# THE TASK:
Output every entry exactly as given.

# EXERCISE INPUT:
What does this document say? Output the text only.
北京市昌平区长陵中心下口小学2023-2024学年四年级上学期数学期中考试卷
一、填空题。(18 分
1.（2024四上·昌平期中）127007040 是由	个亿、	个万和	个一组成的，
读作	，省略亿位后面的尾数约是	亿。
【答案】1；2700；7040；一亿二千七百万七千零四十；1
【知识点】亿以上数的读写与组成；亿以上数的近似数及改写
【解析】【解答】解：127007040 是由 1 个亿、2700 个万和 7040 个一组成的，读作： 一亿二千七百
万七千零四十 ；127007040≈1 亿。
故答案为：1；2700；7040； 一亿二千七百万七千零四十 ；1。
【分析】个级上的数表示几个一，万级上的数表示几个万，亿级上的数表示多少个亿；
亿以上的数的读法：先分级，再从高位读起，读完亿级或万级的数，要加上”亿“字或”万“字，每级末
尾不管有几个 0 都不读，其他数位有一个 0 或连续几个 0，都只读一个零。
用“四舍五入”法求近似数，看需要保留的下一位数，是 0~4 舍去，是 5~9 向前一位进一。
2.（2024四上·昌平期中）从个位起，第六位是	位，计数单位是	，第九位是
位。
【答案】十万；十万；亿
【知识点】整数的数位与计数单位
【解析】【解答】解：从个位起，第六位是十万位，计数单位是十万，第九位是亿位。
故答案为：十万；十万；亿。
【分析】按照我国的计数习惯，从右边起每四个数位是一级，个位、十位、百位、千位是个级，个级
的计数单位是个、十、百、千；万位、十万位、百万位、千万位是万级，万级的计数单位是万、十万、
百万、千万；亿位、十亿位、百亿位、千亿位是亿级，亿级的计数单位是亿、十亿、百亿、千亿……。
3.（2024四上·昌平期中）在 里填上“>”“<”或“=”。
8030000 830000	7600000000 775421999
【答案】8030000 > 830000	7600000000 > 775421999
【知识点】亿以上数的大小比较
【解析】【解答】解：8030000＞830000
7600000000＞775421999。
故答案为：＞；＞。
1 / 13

# ANSWER FOR THIS EXERCISE:
What does this document say? Output the text only.
北京市昌平区长陵中心下口小学2023-2024学年四年级上学期数学期中考试卷
一、填空题。(18 分
1.（2024四上·昌平期中）127007040 是由	个亿、	个万和	个一组成的，
读作	，省略亿位后面的尾数约是	亿。
【答案】1；2700；7040；一亿二千七百万七千零四十；1
【知识点】亿以上数的读写与组成；亿以上数的近似数及改写
【解析】【解答】解：127007040 是由 1 个亿、2700 个万和 7040 个一组成的，读作： 一亿二千七百
万七千零四十 ；127007040≈1 亿。
故答案为：1；2700；7040； 一亿二千七百万七千零四十 ；1。
【分析】个级上的数表示几个一，万级上的数表示几个万，亿级上的数表示多少个亿；
亿以上的数的读法：先分级，再从高位读起，读完亿级或万级的数，要加上”亿“字或”万“字，每级末
尾不管有几个 0 都不读，其他数位有一个 0 或连续几个 0，都只读一个零。
用“四舍五入”法求近似数，看需要保留的下一位数，是 0~4 舍去，是 5~9 向前一位进一。
2.（2024四上·昌平期中）从个位起，第六位是	位，计数单位是	，第九位是
位。
【答案】十万；十万；亿
【知识点】整数的数位与计数单位
【解析】【解答】解：从个位起，第六位是十万位，计数单位是十万，第九位是亿位。
故答案为：十万；十万；亿。
【分析】按照我国的计数习惯，从右边起每四个数位是一级，个位、十位、百位、千位是个级，个级
的计数单位是个、十、百、千；万位、十万位、百万位、千万位是万级，万级的计数单位是万、十万、
百万、千万；亿位、十亿位、百亿位、千亿位是亿级，亿级的计数单位是亿、十亿、百亿、千亿……。
3.（2024四上·昌平期中）在 里填上“>”“<”或“=”。
8030000 830000	7600000000 775421999
【答案】8030000 > 830000	7600000000 > 775421999
【知识点】亿以上数的大小比较
【解析】【解答】解：8030000＞830000
7600000000＞775421999。
故答案为：＞；＞。
1 / 13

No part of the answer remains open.